[Begin Provided entries]

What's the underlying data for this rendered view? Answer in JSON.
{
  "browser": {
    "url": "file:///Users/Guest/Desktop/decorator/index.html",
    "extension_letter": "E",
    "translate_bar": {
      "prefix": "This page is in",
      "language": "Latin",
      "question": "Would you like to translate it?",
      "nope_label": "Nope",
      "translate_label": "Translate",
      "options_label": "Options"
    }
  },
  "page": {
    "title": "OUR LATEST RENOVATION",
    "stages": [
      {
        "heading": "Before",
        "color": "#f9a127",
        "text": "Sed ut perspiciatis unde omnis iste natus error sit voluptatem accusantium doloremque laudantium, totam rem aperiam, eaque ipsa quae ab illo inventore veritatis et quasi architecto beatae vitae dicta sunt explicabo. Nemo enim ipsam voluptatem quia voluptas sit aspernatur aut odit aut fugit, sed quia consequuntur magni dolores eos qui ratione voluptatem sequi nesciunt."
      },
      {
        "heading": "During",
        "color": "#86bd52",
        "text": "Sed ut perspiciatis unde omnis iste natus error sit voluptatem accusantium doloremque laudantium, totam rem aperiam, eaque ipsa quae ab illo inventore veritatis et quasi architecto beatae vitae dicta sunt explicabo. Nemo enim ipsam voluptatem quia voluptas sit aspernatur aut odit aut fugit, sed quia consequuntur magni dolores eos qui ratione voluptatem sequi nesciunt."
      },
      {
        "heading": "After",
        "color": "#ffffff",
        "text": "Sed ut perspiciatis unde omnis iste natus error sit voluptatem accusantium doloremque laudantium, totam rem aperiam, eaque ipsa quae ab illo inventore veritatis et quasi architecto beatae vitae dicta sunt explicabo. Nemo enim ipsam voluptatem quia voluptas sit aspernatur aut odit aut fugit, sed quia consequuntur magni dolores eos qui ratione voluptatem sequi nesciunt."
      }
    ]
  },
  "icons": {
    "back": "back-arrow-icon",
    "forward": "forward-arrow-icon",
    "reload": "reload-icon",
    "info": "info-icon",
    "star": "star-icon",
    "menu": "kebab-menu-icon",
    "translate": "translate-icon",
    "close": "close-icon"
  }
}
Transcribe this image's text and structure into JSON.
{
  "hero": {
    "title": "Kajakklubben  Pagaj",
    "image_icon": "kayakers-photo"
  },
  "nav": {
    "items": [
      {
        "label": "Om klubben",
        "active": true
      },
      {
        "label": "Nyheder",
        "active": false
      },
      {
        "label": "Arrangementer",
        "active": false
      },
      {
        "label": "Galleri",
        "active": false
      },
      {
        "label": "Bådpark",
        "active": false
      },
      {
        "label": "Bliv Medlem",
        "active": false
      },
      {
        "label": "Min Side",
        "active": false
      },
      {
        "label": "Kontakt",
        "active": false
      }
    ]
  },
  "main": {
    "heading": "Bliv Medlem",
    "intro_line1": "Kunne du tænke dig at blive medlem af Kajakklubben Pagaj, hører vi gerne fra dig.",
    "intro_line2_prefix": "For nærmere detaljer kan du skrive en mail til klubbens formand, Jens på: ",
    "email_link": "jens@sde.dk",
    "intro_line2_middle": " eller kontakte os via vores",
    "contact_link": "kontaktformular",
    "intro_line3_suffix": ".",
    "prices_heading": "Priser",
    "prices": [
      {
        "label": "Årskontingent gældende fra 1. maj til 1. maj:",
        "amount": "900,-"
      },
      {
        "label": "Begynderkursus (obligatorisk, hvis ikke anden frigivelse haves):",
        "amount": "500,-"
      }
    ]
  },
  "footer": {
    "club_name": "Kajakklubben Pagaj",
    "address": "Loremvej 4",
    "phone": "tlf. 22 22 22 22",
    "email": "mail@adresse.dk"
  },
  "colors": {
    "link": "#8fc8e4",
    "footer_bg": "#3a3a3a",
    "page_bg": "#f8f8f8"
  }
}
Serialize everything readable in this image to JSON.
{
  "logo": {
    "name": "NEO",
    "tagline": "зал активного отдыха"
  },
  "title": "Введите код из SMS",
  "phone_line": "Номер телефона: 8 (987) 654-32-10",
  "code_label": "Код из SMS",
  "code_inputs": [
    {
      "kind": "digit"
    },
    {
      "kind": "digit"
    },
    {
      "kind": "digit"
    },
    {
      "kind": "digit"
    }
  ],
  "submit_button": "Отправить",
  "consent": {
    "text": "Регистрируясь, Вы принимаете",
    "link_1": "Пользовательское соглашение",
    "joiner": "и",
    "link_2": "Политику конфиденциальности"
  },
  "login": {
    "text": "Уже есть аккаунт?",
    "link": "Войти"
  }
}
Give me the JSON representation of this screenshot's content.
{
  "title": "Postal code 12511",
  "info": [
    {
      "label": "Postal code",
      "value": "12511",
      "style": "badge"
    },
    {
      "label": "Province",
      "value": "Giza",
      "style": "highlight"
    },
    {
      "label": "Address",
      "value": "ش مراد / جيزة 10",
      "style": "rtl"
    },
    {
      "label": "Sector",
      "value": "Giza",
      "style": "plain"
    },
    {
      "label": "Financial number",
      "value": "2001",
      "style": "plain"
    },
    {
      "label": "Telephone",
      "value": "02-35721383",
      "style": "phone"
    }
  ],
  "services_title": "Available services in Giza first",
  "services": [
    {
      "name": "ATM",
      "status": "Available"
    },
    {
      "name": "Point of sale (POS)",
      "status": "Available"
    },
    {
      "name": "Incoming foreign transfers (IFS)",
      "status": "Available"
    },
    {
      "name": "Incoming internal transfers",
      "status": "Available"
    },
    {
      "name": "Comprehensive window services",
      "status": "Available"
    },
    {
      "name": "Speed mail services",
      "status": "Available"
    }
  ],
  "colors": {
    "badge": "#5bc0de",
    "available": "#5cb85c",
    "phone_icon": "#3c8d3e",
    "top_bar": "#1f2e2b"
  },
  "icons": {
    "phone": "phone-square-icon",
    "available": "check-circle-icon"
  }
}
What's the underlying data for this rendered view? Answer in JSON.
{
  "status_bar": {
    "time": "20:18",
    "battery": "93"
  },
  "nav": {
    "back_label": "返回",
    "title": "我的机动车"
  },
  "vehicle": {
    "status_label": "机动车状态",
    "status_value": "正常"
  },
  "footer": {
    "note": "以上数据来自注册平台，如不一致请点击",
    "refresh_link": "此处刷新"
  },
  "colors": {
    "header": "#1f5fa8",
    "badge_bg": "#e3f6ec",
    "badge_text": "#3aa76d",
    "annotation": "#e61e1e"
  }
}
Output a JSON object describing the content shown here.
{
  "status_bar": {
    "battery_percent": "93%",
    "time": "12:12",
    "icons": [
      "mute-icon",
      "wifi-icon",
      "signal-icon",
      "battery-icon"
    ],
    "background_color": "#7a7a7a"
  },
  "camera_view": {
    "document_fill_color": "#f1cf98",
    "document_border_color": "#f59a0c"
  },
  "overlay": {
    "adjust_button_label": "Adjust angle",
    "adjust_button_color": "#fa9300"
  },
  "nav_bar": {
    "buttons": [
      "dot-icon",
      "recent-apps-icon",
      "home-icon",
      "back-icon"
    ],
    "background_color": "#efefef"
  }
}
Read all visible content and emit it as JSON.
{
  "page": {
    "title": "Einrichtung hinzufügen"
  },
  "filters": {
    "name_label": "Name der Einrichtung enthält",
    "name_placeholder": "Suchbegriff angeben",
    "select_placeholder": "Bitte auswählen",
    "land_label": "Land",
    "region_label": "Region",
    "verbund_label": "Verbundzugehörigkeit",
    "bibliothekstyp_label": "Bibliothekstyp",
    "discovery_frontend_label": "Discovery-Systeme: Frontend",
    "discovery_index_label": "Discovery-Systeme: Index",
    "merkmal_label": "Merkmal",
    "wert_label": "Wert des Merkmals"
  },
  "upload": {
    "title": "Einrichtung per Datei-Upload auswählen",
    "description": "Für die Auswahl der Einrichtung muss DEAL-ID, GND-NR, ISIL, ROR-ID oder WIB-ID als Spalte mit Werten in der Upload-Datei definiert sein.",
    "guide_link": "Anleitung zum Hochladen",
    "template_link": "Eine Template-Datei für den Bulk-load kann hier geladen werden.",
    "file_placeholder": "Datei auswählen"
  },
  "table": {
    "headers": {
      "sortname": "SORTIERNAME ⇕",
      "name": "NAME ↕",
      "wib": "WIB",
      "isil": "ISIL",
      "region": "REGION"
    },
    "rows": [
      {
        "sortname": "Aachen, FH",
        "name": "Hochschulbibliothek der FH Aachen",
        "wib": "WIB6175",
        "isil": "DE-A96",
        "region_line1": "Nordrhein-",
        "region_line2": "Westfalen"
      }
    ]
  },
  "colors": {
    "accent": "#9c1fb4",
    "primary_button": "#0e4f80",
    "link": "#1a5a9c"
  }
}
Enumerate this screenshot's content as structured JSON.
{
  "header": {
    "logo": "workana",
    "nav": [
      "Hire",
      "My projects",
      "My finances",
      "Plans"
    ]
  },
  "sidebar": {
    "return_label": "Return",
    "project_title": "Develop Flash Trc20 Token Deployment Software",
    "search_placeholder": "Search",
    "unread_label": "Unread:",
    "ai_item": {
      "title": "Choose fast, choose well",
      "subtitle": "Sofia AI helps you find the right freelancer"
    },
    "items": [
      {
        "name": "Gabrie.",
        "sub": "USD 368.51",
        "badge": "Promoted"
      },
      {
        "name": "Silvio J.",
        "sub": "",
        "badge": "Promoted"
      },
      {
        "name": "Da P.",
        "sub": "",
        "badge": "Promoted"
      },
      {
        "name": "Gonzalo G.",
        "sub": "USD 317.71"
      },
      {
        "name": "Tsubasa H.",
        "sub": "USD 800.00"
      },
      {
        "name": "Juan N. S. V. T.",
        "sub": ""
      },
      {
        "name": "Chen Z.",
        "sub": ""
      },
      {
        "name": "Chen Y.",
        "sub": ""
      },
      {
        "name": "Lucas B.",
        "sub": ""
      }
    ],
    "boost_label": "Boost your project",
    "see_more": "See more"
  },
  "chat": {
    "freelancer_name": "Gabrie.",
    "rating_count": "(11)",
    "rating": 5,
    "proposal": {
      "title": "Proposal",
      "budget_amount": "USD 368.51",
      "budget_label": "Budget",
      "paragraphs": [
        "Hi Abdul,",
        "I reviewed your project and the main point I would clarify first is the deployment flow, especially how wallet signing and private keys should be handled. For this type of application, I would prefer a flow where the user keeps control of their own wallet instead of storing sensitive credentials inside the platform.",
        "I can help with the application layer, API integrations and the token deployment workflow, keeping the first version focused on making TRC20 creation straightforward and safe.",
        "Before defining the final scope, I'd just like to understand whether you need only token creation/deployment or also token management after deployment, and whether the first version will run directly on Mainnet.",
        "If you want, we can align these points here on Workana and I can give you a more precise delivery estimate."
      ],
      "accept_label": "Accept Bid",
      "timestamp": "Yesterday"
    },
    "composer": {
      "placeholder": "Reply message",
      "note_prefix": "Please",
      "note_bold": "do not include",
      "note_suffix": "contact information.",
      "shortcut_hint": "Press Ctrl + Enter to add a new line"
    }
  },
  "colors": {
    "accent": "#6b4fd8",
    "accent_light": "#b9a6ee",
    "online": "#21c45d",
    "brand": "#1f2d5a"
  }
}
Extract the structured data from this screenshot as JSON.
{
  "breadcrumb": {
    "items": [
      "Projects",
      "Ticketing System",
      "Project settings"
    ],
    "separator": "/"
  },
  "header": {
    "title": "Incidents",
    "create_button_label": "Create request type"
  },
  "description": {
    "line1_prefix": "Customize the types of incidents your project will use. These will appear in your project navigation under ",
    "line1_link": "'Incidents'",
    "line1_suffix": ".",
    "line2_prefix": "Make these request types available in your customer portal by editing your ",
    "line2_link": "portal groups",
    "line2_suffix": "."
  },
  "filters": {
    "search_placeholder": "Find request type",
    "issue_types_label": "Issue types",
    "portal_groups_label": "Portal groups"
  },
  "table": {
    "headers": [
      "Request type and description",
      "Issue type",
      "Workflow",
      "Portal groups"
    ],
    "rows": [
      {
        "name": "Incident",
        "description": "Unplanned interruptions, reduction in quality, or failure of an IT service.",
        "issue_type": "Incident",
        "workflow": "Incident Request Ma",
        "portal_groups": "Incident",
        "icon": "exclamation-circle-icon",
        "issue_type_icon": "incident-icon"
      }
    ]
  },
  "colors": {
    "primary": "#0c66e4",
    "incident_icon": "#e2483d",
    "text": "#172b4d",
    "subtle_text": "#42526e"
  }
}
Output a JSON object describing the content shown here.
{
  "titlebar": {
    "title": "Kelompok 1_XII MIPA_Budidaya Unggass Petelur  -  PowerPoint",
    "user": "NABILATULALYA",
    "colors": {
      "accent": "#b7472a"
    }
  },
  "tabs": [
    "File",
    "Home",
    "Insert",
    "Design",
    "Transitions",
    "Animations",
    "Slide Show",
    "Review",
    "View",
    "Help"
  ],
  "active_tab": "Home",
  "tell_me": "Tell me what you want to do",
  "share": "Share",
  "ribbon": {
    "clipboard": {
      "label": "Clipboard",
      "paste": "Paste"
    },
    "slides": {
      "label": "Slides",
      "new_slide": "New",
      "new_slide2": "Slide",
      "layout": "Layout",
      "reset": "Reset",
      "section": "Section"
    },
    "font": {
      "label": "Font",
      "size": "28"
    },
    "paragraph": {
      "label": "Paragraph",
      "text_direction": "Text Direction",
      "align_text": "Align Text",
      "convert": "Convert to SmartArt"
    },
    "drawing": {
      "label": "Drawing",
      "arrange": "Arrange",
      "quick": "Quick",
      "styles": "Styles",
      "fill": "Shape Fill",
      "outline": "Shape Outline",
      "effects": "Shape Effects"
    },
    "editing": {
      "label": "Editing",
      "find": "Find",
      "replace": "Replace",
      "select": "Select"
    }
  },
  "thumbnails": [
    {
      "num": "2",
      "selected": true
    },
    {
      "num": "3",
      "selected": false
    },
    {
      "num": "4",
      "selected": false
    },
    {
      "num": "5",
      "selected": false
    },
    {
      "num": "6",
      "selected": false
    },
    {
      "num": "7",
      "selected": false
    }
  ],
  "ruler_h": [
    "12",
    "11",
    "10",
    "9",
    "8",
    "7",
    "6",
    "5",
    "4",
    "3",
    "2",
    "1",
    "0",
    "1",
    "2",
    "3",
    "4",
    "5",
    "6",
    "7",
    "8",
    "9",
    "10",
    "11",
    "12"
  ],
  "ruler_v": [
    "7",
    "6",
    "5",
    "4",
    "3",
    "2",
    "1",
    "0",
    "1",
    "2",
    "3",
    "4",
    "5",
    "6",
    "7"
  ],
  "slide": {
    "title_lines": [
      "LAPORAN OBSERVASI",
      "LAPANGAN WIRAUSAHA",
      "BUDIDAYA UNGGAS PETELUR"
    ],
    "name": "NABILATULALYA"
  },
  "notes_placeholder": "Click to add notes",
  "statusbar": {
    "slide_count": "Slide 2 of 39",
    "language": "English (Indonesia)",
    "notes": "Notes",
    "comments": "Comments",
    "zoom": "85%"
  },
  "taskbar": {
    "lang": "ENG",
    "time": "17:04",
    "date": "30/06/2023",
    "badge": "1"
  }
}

[End Provided entries]

## Exercise goal:
Copy each line of the listing that includes "structured".

## Exercise answer:
Enumerate this screenshot's content as structured JSON.
Extract the structured data from this screenshot as JSON.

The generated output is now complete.